Exercise => Copy out lines with the word "color" from the material that follows.

────────────────────

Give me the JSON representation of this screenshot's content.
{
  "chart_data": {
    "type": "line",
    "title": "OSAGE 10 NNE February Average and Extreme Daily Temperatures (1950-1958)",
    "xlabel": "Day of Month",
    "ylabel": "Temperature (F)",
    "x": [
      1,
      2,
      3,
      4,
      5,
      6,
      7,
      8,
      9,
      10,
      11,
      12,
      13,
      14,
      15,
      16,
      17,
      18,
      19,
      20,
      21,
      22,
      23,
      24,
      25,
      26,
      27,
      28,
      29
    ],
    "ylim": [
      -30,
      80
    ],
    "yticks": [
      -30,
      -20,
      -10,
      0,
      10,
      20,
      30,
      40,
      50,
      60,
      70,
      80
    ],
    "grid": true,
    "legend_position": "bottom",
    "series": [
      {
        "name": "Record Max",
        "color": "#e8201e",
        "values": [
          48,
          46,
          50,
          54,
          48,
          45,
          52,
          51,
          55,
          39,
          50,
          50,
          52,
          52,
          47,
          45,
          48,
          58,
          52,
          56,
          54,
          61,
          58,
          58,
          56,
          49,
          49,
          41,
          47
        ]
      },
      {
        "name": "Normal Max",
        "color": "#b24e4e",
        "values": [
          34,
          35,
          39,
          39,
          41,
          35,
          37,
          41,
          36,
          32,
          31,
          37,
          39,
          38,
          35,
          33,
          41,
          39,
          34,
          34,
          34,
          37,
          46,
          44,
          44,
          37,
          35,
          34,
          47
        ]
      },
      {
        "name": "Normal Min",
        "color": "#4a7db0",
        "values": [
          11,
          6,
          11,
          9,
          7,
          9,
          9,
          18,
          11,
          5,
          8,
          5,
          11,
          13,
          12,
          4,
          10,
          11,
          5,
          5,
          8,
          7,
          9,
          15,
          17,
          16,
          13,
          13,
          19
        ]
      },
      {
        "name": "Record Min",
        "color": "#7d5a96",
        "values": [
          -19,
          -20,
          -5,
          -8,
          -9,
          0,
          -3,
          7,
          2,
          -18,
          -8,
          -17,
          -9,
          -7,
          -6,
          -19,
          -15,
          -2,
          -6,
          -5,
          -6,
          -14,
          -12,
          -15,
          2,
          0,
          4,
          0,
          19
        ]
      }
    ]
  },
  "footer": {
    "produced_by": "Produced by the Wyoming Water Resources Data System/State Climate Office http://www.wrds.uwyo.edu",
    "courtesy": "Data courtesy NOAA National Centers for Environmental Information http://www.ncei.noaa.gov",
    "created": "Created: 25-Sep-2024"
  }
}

────────────────────

In response =>
        "color": "#e8201e",
        "color": "#b24e4e",
        "color": "#4a7db0",
        "color": "#7d5a96",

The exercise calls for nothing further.